§ Fragment tekstu
= = = = = = =

Ponad 58% polskich rolników to kobiety. Danuta Lebioda o ich wyzwaniach, szansach i przyszłości kobiet w rolnictwie

3 godzin temu

Ponad 58% rolników w Polsce stanowią kobiety, które coraz bardziej przejmują stery swoich gospodarstw, odważnie przełamując stereotypy i poszukując nowoczesnych rozwiązań. Mimo to, wciąż borykają się z wyzwaniami takimi jak dostęp do kredytów, szkolenia czy infrastruktury. Ich rola w rozwoju rolnictwa rośnie, a wsparcie dla kobiet na wsi jest najważniejsze dla zrównoważonego rozwoju i ochrony środowiska. Jak zmienia się sytuacja kobiet w polskim rolnictwie rozmawiamy z Danutą Lebiodą.

Nasza rozmówczyni to doświadczona ekspertka w dziedzinie rolnictwa i społecznych aspektów wsi, wiceprzewodnicząca Komisji Kobiet w Copa (Bruksela), od 2023r członkini zarządu ZIR oraz Członkini Rady Kobiet w rolnictwie przy ministrze rolnictwa. Od lat aktywnie działa na rzecz równości płci, zrównoważonego rozwoju i wsparcia kobiet w rolnictwie. Przez ponad 20 lat prowadziła gospodarstwo rolne specjalizujące się w produkcji zwierzęcej i rolnej, które przekazała córkom. Jej bunt i chęć działania w celu zmiany wizerunku mieszkańców wsi, a przede wszystkim kobiet rozpoczął się już w okresie szkoły średniej. Bogate doświadczenie i wiedza pozwalają na głęboką analizę sytuacji kobiet na polskiej i europejskiej wsi, inspirując do zmian i poszukiwania nowych rozwiązań.

WRP: Jak Pani zdaniem zmienia się dziś rola kobiet w rolnictwie?

= = = = = = =

§ Do zrobienia
Przepisz bez zmian fragment tekstu o kobietach w rolnictwie od słów „Nasza rozmówczyni to” do słów „kobiet w rolnictwie?”.

= = = = = = =

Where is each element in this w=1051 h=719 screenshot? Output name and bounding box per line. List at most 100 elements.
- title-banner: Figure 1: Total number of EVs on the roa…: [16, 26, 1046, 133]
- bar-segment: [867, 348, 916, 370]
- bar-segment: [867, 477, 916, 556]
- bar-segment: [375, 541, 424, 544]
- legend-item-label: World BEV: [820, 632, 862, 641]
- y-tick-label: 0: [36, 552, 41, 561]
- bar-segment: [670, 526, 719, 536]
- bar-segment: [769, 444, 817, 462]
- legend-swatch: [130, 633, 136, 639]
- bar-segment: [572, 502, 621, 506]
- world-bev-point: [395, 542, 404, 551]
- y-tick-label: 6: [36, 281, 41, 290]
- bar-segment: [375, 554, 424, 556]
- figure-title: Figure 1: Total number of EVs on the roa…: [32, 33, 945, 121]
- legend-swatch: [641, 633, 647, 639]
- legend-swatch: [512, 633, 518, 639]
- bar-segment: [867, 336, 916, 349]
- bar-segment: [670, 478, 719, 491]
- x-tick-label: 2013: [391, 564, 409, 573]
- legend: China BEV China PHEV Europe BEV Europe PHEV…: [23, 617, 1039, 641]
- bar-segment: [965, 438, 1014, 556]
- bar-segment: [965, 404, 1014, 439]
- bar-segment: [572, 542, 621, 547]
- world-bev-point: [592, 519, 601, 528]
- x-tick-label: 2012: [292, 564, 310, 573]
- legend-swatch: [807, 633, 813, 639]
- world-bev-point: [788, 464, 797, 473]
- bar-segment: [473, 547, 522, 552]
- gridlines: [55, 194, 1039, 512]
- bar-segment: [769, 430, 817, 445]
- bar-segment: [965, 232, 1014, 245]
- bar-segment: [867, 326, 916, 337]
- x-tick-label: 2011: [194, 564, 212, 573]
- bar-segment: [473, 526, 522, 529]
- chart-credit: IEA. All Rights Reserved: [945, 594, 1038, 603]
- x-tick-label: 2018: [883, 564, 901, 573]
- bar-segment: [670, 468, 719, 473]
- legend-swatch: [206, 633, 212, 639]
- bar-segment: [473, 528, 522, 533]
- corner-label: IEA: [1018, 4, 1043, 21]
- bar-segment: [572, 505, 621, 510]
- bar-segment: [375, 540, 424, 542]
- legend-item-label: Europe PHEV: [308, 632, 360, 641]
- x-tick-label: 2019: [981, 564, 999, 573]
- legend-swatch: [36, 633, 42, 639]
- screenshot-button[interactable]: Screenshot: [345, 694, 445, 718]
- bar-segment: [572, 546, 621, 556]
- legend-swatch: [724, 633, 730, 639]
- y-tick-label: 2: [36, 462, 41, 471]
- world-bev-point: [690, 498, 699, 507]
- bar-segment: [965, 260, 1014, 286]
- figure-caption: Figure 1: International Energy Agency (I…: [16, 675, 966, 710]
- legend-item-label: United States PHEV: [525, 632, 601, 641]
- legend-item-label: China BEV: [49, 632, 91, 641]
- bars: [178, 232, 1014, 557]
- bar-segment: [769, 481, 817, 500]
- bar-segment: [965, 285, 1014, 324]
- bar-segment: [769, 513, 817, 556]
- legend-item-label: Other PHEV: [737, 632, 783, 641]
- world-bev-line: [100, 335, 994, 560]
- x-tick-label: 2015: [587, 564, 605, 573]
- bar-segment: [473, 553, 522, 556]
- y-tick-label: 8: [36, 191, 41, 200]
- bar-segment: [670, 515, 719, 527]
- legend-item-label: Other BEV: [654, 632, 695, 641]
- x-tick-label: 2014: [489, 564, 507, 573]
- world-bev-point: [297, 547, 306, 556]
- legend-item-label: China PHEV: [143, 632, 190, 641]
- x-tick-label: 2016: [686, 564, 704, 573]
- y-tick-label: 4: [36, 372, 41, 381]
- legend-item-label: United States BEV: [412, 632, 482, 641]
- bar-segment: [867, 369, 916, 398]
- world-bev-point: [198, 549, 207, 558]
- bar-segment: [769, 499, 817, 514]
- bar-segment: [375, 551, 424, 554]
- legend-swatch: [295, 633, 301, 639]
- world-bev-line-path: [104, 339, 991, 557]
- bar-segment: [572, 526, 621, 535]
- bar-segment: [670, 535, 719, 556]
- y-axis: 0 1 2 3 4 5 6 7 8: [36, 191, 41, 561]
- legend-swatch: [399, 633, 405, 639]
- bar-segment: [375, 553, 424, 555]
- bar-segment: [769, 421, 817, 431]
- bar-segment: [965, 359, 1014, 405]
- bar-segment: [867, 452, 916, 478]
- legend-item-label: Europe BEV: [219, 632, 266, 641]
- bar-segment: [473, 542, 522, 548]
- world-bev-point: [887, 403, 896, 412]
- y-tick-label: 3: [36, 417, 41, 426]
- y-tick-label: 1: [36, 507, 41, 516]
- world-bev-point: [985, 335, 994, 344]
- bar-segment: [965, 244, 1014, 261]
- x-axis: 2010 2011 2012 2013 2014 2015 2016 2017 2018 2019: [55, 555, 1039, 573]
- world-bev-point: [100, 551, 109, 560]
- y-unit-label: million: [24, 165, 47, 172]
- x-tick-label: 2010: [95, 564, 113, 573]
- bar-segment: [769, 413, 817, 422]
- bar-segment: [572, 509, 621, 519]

= = = = = = =

§ Pełna odpowiedź
Nasza rozmówczyni to doświadczona ekspertka w dziedzinie rolnictwa i społecznych aspektów wsi, wiceprzewodnicząca Komisji Kobiet w Copa (Bruksela), od 2023r członkini zarządu ZIR oraz Członkini Rady Kobiet w rolnictwie przy ministrze rolnictwa. Od lat aktywnie działa na rzecz równości płci, zrównoważonego rozwoju i wsparcia kobiet w rolnictwie. Przez ponad 20 lat prowadziła gospodarstwo rolne specjalizujące się w produkcji zwierzęcej i rolnej, które przekazała córkom. Jej bunt i chęć działania w celu zmiany wizerunku mieszkańców wsi, a przede wszystkim kobiet rozpoczął się już w okresie szkoły średniej. Bogate doświadczenie i wiedza pozwalają na głęboką analizę sytuacji kobiet na polskiej i europejskiej wsi, inspirując do zmian i poszukiwania nowych rozwiązań.

WRP: Jak Pani zdaniem zmienia się dziś rola kobiet w rolnictwie?